Would you output the whole listing below, exactly as it reads?

%%

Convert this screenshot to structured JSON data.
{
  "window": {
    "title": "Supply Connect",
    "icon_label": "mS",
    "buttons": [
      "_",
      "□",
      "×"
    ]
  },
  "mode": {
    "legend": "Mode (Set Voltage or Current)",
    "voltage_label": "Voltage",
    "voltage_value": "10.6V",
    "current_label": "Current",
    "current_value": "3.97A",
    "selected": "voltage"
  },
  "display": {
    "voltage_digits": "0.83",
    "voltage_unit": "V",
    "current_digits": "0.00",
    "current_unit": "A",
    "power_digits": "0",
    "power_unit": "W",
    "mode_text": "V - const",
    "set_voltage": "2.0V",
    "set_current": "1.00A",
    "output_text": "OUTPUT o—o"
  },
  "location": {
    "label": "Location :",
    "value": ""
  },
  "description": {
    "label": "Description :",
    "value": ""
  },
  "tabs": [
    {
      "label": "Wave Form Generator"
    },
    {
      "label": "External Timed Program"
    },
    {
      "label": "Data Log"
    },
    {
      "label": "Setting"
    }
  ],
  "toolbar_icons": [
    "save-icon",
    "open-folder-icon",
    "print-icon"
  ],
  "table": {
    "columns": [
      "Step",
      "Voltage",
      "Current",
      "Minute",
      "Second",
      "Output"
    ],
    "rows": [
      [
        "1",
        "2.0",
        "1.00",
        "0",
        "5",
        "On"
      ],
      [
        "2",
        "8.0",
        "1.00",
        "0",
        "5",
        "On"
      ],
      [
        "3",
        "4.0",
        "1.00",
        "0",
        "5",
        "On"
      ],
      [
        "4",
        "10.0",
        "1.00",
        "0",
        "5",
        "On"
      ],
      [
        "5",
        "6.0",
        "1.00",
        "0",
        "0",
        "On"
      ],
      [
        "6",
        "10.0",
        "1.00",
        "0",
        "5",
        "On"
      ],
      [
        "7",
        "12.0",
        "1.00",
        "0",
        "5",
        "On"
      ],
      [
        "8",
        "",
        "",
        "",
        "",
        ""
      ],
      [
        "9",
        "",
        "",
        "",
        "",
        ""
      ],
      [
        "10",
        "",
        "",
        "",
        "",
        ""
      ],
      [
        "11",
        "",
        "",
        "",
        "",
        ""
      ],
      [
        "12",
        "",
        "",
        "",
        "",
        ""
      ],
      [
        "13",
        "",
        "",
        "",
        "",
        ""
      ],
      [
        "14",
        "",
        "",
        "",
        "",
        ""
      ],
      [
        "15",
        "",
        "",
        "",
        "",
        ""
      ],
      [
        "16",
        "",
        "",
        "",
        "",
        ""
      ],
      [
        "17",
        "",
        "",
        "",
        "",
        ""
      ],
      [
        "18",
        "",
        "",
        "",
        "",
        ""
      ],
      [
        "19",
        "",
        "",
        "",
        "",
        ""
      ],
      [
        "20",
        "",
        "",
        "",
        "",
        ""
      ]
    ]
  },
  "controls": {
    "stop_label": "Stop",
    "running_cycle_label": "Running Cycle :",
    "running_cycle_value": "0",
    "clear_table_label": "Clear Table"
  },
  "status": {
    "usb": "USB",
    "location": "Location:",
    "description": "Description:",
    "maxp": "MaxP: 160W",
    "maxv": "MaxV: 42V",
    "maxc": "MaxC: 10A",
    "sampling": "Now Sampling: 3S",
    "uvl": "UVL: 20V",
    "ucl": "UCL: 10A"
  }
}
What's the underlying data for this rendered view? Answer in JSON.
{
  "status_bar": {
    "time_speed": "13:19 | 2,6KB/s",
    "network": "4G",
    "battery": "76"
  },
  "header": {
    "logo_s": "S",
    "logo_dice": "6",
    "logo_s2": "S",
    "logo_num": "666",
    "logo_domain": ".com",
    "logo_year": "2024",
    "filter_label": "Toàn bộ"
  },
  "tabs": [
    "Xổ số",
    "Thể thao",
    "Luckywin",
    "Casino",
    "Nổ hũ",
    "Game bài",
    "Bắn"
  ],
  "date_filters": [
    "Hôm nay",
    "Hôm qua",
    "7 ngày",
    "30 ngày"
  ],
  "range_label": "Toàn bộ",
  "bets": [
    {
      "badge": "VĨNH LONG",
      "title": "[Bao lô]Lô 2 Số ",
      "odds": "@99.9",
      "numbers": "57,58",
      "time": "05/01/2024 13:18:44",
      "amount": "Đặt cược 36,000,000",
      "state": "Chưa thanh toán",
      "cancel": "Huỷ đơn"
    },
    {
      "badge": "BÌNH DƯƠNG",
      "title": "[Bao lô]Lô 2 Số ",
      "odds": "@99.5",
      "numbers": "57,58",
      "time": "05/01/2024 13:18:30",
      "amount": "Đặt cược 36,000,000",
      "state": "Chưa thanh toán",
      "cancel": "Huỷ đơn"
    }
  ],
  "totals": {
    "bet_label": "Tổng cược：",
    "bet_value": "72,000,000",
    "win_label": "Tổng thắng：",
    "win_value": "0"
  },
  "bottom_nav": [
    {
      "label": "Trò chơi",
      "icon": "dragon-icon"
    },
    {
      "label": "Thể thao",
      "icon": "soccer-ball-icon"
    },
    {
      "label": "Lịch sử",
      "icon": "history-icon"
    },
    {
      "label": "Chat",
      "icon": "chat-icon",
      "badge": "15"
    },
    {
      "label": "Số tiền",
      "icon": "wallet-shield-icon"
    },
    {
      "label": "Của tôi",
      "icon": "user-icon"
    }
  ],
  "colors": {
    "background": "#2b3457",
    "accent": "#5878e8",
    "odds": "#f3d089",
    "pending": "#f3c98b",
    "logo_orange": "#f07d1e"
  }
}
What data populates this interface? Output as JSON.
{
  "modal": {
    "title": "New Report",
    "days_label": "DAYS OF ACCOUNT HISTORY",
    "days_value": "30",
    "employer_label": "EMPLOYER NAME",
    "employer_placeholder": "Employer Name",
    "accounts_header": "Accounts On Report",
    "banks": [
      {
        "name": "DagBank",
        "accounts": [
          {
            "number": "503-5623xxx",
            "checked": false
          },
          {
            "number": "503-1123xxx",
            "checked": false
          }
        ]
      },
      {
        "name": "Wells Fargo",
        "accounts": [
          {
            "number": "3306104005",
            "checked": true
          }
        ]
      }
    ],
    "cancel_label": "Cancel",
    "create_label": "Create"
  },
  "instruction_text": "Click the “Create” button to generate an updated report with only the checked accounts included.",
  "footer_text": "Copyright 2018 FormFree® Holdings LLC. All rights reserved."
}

%%

## CORRECT RESPONSE
Convert this screenshot to structured JSON data.
{
  "window": {
    "title": "Supply Connect",
    "icon_label": "mS",
    "buttons": [
      "_",
      "□",
      "×"
    ]
  },
  "mode": {
    "legend": "Mode (Set Voltage or Current)",
    "voltage_label": "Voltage",
    "voltage_value": "10.6V",
    "current_label": "Current",
    "current_value": "3.97A",
    "selected": "voltage"
  },
  "display": {
    "voltage_digits": "0.83",
    "voltage_unit": "V",
    "current_digits": "0.00",
    "current_unit": "A",
    "power_digits": "0",
    "power_unit": "W",
    "mode_text": "V - const",
    "set_voltage": "2.0V",
    "set_current": "1.00A",
    "output_text": "OUTPUT o—o"
  },
  "location": {
    "label": "Location :",
    "value": ""
  },
  "description": {
    "label": "Description :",
    "value": ""
  },
  "tabs": [
    {
      "label": "Wave Form Generator"
    },
    {
      "label": "External Timed Program"
    },
    {
      "label": "Data Log"
    },
    {
      "label": "Setting"
    }
  ],
  "toolbar_icons": [
    "save-icon",
    "open-folder-icon",
    "print-icon"
  ],
  "table": {
    "columns": [
      "Step",
      "Voltage",
      "Current",
      "Minute",
      "Second",
      "Output"
    ],
    "rows": [
      [
        "1",
        "2.0",
        "1.00",
        "0",
        "5",
        "On"
      ],
      [
        "2",
        "8.0",
        "1.00",
        "0",
        "5",
        "On"
      ],
      [
        "3",
        "4.0",
        "1.00",
        "0",
        "5",
        "On"
      ],
      [
        "4",
        "10.0",
        "1.00",
        "0",
        "5",
        "On"
      ],
      [
        "5",
        "6.0",
        "1.00",
        "0",
        "0",
        "On"
      ],
      [
        "6",
        "10.0",
        "1.00",
        "0",
        "5",
        "On"
      ],
      [
        "7",
        "12.0",
        "1.00",
        "0",
        "5",
        "On"
      ],
      [
        "8",
        "",
        "",
        "",
        "",
        ""
      ],
      [
        "9",
        "",
        "",
        "",
        "",
        ""
      ],
      [
        "10",
        "",
        "",
        "",
        "",
        ""
      ],
      [
        "11",
        "",
        "",
        "",
        "",
        ""
      ],
      [
        "12",
        "",
        "",
        "",
        "",
        ""
      ],
      [
        "13",
        "",
        "",
        "",
        "",
        ""
      ],
      [
        "14",
        "",
        "",
        "",
        "",
        ""
      ],
      [
        "15",
        "",
        "",
        "",
        "",
        ""
      ],
      [
        "16",
        "",
        "",
        "",
        "",
        ""
      ],
      [
        "17",
        "",
        "",
        "",
        "",
        ""
      ],
      [
        "18",
        "",
        "",
        "",
        "",
        ""
      ],
      [
        "19",
        "",
        "",
        "",
        "",
        ""
      ],
      [
        "20",
        "",
        "",
        "",
        "",
        ""
      ]
    ]
  },
  "controls": {
    "stop_label": "Stop",
    "running_cycle_label": "Running Cycle :",
    "running_cycle_value": "0",
    "clear_table_label": "Clear Table"
  },
  "status": {
    "usb": "USB",
    "location": "Location:",
    "description": "Description:",
    "maxp": "MaxP: 160W",
    "maxv": "MaxV: 42V",
    "maxc": "MaxC: 10A",
    "sampling": "Now Sampling: 3S",
    "uvl": "UVL: 20V",
    "ucl": "UCL: 10A"
  }
}
What's the underlying data for this rendered view? Answer in JSON.
{
  "status_bar": {
    "time_speed": "13:19 | 2,6KB/s",
    "network": "4G",
    "battery": "76"
  },
  "header": {
    "logo_s": "S",
    "logo_dice": "6",
    "logo_s2": "S",
    "logo_num": "666",
    "logo_domain": ".com",
    "logo_year": "2024",
    "filter_label": "Toàn bộ"
  },
  "tabs": [
    "Xổ số",
    "Thể thao",
    "Luckywin",
    "Casino",
    "Nổ hũ",
    "Game bài",
    "Bắn"
  ],
  "date_filters": [
    "Hôm nay",
    "Hôm qua",
    "7 ngày",
    "30 ngày"
  ],
  "range_label": "Toàn bộ",
  "bets": [
    {
      "badge": "VĨNH LONG",
      "title": "[Bao lô]Lô 2 Số ",
      "odds": "@99.9",
      "numbers": "57,58",
      "time": "05/01/2024 13:18:44",
      "amount": "Đặt cược 36,000,000",
      "state": "Chưa thanh toán",
      "cancel": "Huỷ đơn"
    },
    {
      "badge": "BÌNH DƯƠNG",
      "title": "[Bao lô]Lô 2 Số ",
      "odds": "@99.5",
      "numbers": "57,58",
      "time": "05/01/2024 13:18:30",
      "amount": "Đặt cược 36,000,000",
      "state": "Chưa thanh toán",
      "cancel": "Huỷ đơn"
    }
  ],
  "totals": {
    "bet_label": "Tổng cược：",
    "bet_value": "72,000,000",
    "win_label": "Tổng thắng：",
    "win_value": "0"
  },
  "bottom_nav": [
    {
      "label": "Trò chơi",
      "icon": "dragon-icon"
    },
    {
      "label": "Thể thao",
      "icon": "soccer-ball-icon"
    },
    {
      "label": "Lịch sử",
      "icon": "history-icon"
    },
    {
      "label": "Chat",
      "icon": "chat-icon",
      "badge": "15"
    },
    {
      "label": "Số tiền",
      "icon": "wallet-shield-icon"
    },
    {
      "label": "Của tôi",
      "icon": "user-icon"
    }
  ],
  "colors": {
    "background": "#2b3457",
    "accent": "#5878e8",
    "odds": "#f3d089",
    "pending": "#f3c98b",
    "logo_orange": "#f07d1e"
  }
}
What data populates this interface? Output as JSON.
{
  "modal": {
    "title": "New Report",
    "days_label": "DAYS OF ACCOUNT HISTORY",
    "days_value": "30",
    "employer_label": "EMPLOYER NAME",
    "employer_placeholder": "Employer Name",
    "accounts_header": "Accounts On Report",
    "banks": [
      {
        "name": "DagBank",
        "accounts": [
          {
            "number": "503-5623xxx",
            "checked": false
          },
          {
            "number": "503-1123xxx",
            "checked": false
          }
        ]
      },
      {
        "name": "Wells Fargo",
        "accounts": [
          {
            "number": "3306104005",
            "checked": true
          }
        ]
      }
    ],
    "cancel_label": "Cancel",
    "create_label": "Create"
  },
  "instruction_text": "Click the “Create” button to generate an updated report with only the checked accounts included.",
  "footer_text": "Copyright 2018 FormFree® Holdings LLC. All rights reserved."
}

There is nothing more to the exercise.